> _Data records_
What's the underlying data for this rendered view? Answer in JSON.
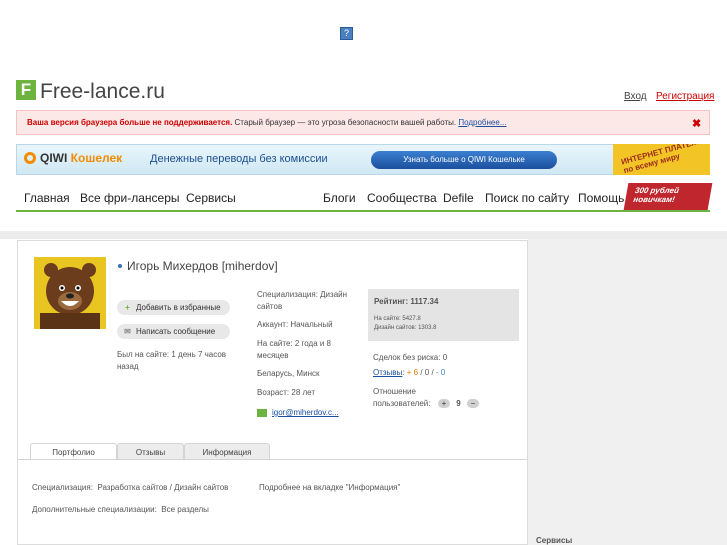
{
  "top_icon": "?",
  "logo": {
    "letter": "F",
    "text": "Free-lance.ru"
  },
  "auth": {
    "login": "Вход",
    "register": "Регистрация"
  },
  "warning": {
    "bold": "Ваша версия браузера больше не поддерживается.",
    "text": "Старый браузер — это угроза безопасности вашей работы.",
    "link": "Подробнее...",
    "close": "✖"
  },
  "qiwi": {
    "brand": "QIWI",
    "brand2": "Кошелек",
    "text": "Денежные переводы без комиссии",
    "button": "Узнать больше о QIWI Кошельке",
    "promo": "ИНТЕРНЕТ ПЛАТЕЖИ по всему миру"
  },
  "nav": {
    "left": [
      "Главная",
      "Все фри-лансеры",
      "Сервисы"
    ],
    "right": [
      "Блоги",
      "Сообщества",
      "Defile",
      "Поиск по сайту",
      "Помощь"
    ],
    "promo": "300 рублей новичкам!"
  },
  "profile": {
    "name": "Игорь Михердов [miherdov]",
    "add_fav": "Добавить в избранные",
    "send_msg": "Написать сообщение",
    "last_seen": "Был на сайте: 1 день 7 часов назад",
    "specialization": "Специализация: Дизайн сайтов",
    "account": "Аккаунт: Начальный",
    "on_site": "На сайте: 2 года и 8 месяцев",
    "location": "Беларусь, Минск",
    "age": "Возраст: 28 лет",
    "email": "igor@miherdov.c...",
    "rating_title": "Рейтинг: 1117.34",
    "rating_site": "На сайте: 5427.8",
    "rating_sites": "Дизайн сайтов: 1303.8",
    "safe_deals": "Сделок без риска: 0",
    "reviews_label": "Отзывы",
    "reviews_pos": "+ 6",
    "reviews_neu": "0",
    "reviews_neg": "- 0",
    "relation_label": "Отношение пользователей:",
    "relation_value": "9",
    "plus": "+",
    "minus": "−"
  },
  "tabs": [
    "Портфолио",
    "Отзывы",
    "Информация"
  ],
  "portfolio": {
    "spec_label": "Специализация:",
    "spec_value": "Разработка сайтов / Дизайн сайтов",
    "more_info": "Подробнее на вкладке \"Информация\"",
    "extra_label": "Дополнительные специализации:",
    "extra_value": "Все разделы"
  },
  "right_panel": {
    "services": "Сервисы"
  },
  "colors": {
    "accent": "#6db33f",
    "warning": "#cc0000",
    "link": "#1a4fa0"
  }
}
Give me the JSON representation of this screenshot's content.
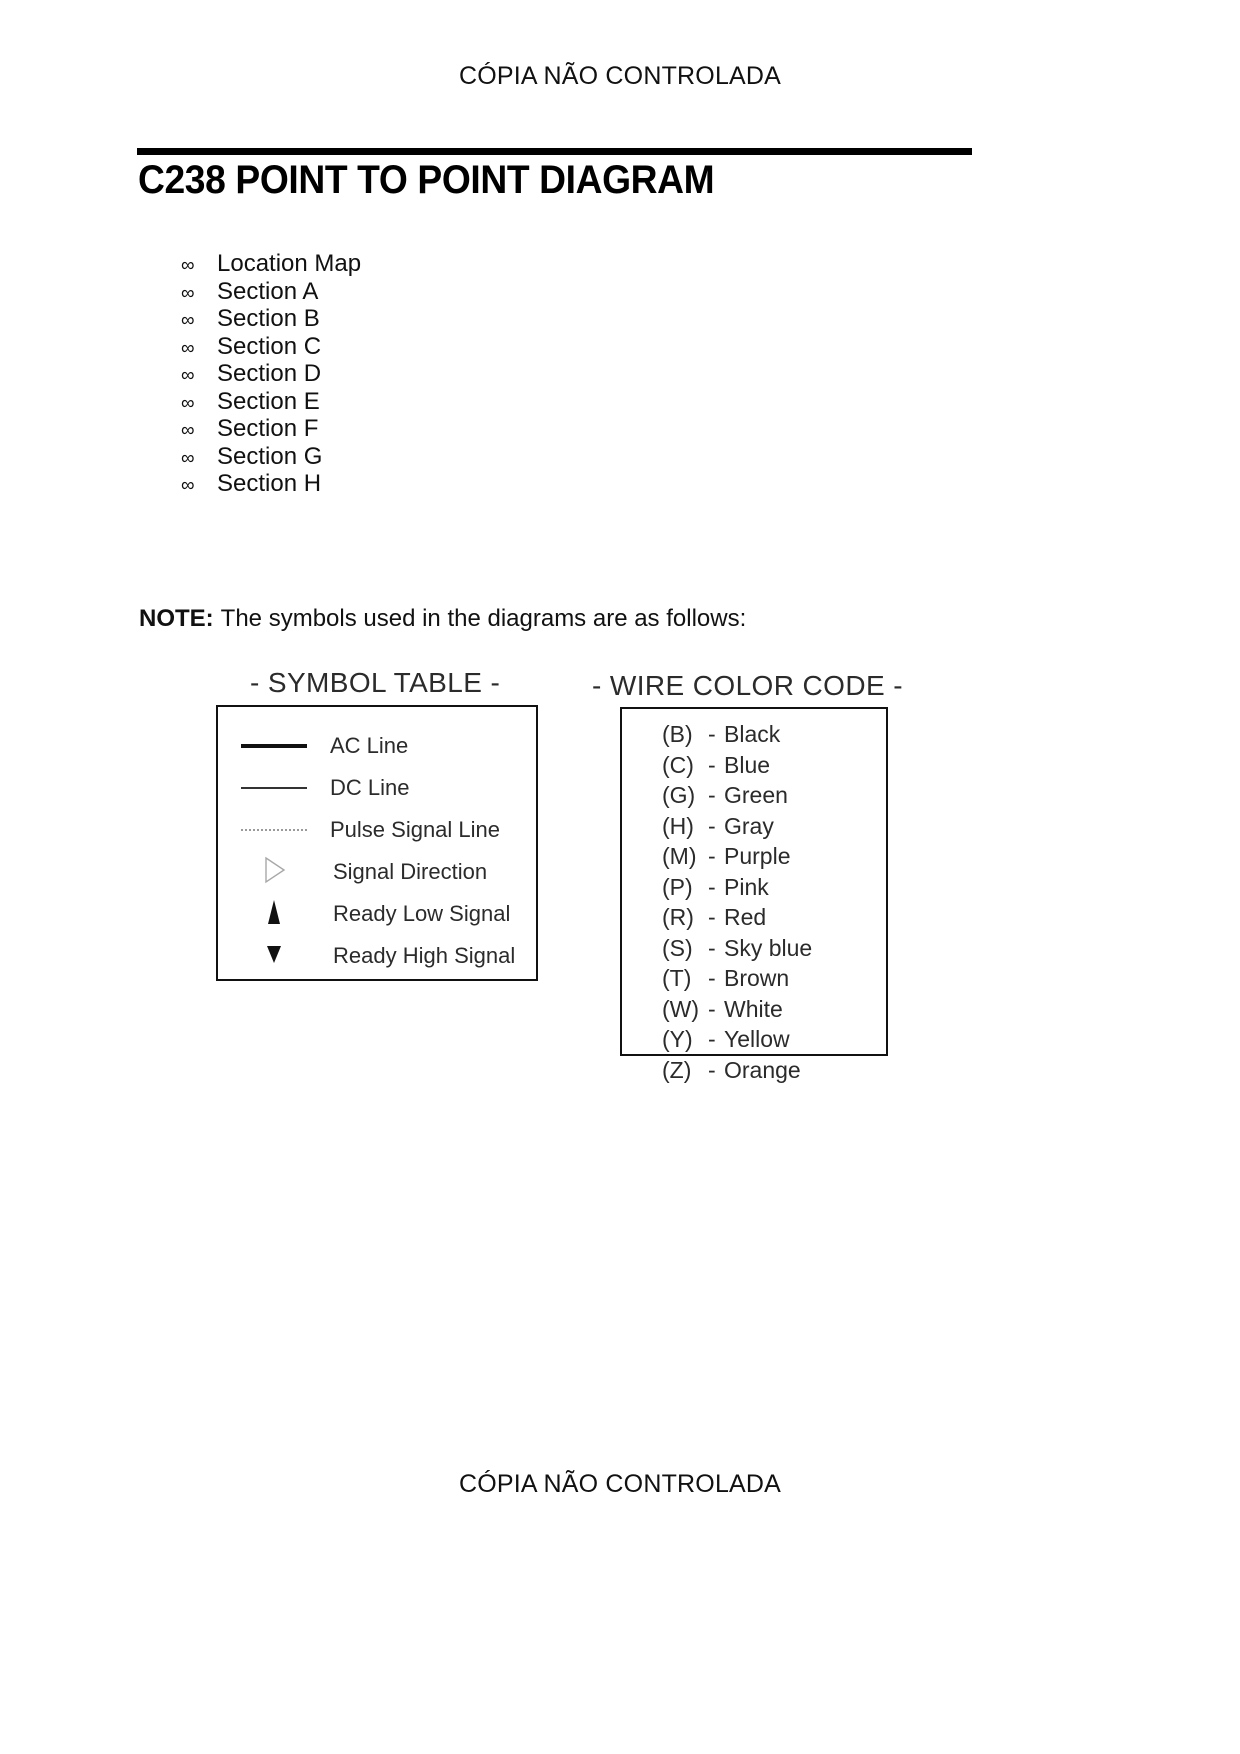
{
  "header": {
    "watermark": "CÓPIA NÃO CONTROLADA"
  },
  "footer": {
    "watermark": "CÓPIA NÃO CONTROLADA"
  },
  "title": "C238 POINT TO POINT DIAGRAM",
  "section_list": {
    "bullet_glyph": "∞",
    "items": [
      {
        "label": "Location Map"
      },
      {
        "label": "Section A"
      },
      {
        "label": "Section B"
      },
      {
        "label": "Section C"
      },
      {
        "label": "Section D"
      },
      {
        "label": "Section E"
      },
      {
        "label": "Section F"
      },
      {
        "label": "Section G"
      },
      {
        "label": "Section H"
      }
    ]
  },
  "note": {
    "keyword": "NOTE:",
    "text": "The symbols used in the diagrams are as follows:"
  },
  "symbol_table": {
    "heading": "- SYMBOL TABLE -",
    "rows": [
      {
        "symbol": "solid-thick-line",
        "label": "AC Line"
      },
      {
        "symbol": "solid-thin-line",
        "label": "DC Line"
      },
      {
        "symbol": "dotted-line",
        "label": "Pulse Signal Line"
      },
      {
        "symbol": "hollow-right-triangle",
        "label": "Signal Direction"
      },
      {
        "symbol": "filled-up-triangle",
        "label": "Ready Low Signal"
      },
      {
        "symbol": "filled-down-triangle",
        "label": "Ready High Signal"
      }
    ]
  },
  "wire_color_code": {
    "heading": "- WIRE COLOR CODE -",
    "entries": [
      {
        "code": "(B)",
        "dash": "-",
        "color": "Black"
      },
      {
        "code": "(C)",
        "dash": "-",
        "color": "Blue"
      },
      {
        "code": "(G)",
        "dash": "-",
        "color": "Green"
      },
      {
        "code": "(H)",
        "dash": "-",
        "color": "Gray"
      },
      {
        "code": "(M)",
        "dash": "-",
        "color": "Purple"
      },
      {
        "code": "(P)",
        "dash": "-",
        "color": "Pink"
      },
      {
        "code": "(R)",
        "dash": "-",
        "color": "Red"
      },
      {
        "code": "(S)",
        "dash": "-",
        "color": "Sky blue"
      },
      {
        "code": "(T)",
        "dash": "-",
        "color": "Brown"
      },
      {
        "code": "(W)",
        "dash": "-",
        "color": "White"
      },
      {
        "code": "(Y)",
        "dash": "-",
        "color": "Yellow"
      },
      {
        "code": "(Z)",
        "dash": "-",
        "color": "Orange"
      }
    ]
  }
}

--

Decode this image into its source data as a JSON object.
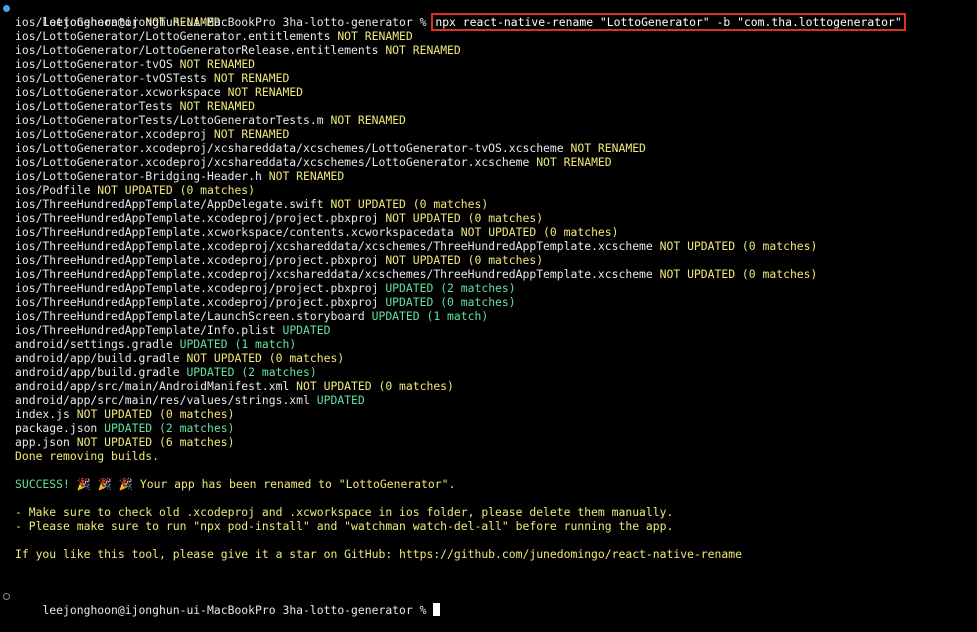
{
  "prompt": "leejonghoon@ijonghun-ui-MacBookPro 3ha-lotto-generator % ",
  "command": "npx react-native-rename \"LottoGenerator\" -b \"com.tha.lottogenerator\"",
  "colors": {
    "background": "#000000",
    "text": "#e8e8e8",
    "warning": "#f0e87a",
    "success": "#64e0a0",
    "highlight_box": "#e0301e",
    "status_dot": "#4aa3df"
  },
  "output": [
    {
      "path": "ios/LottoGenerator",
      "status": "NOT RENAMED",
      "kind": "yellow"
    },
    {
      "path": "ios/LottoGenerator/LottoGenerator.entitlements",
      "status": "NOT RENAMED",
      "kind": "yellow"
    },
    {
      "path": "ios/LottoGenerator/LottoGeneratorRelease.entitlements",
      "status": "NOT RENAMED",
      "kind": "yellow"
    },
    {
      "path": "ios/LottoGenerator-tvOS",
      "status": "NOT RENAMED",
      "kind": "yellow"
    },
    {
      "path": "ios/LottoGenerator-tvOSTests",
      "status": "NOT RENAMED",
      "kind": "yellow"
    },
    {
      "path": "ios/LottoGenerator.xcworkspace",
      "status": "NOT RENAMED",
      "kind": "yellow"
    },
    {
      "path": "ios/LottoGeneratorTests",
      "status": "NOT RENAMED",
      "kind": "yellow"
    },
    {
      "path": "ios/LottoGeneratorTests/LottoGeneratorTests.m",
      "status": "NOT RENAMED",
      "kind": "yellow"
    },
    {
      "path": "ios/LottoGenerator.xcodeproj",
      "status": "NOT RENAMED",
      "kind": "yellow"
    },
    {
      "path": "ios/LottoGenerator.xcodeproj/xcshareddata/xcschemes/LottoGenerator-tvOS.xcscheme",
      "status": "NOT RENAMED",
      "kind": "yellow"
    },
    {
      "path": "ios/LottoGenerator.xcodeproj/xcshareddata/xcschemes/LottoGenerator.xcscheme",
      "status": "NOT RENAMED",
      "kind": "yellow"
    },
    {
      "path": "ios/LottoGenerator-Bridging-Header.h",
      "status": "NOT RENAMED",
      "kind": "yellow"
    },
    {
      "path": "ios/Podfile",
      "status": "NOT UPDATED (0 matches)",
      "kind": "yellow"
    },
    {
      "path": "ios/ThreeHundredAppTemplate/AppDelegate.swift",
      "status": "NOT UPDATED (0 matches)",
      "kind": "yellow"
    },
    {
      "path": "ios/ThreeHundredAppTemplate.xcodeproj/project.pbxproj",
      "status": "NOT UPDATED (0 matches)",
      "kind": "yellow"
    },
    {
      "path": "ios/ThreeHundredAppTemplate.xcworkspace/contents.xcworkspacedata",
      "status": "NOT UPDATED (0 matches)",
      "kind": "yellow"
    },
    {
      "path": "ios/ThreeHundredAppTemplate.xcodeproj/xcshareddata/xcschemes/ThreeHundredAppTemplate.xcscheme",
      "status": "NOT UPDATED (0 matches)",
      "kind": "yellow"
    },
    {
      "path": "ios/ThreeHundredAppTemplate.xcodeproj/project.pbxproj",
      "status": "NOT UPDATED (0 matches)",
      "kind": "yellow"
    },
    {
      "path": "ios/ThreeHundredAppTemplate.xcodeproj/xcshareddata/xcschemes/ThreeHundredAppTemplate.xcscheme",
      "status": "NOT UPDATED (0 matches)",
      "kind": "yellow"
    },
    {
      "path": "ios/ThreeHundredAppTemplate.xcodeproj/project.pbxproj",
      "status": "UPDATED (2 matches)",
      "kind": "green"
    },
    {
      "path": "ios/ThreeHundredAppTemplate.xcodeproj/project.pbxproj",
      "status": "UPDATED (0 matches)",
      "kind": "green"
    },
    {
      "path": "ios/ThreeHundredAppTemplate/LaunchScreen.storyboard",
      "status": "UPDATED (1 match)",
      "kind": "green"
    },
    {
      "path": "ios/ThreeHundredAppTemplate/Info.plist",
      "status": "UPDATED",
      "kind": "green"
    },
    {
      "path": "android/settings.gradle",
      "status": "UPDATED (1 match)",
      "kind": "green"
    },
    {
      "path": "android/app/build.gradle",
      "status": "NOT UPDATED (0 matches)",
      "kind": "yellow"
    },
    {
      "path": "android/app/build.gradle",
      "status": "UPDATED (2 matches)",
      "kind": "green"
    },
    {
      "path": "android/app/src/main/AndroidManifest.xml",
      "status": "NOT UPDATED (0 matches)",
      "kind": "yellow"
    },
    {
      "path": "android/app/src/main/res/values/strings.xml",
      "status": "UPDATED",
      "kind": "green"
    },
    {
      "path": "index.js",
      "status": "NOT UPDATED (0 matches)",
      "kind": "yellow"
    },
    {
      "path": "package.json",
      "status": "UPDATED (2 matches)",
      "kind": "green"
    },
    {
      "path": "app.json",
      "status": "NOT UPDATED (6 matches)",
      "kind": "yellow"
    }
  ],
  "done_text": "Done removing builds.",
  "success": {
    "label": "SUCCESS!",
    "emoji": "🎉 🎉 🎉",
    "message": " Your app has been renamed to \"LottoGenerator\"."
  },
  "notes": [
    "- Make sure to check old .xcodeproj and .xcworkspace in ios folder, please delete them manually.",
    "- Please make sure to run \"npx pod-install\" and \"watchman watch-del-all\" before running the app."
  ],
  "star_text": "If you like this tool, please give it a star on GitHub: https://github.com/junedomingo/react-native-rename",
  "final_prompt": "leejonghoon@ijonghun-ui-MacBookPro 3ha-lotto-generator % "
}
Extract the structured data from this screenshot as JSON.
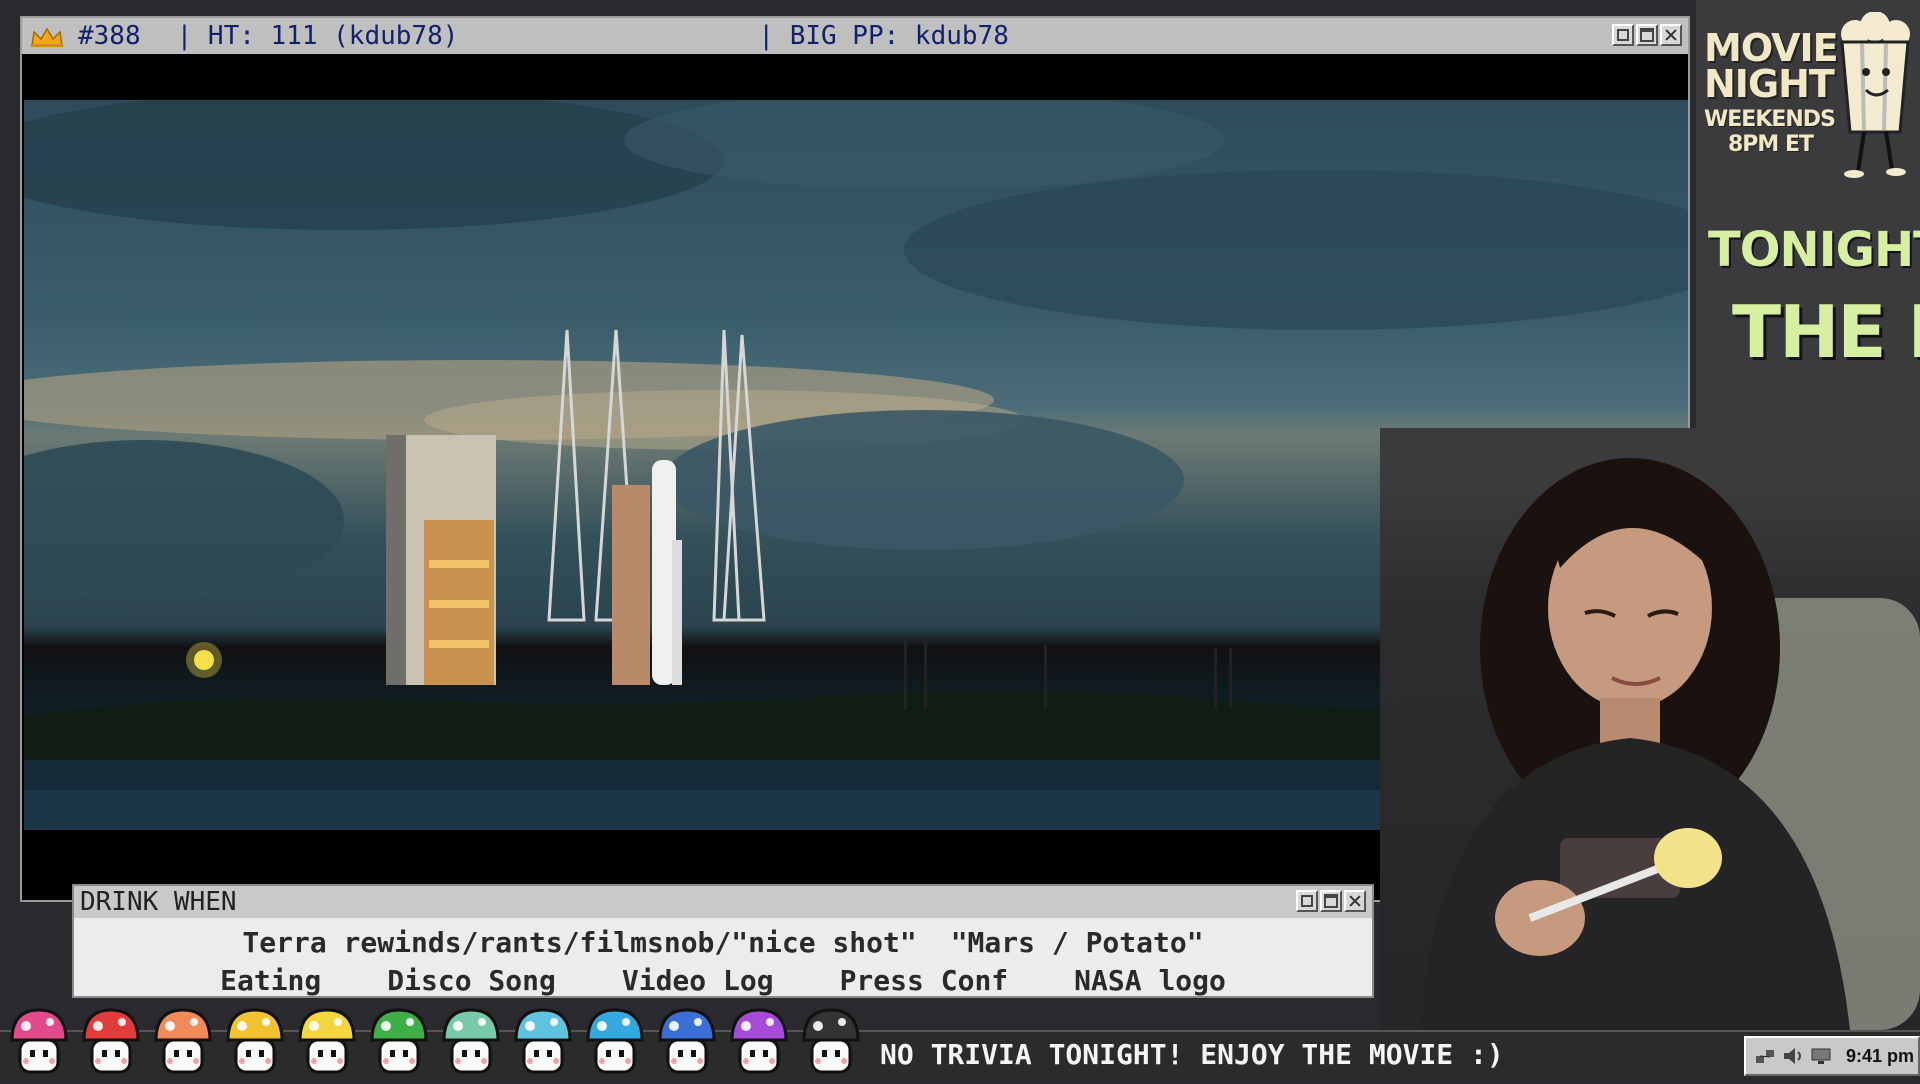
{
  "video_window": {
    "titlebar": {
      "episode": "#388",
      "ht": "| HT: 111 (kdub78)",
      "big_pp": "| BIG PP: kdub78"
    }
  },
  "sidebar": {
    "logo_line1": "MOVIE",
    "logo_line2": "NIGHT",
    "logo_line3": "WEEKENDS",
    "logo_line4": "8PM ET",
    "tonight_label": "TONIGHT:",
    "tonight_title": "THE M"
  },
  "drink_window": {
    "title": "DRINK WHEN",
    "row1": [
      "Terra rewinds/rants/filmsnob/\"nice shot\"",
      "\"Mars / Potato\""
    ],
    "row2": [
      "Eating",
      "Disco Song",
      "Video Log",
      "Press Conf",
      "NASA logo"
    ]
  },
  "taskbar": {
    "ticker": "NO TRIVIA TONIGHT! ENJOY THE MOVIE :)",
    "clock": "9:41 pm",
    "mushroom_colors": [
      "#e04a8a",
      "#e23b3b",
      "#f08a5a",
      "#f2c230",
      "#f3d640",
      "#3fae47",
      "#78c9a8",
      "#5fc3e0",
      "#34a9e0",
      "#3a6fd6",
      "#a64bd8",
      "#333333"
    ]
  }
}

> _WRITTEN REQUEST_
Report how many lines of the listing above include the word "Ready". Say nothing but the number.

> _ANSWER TO THE PROBLEM_
2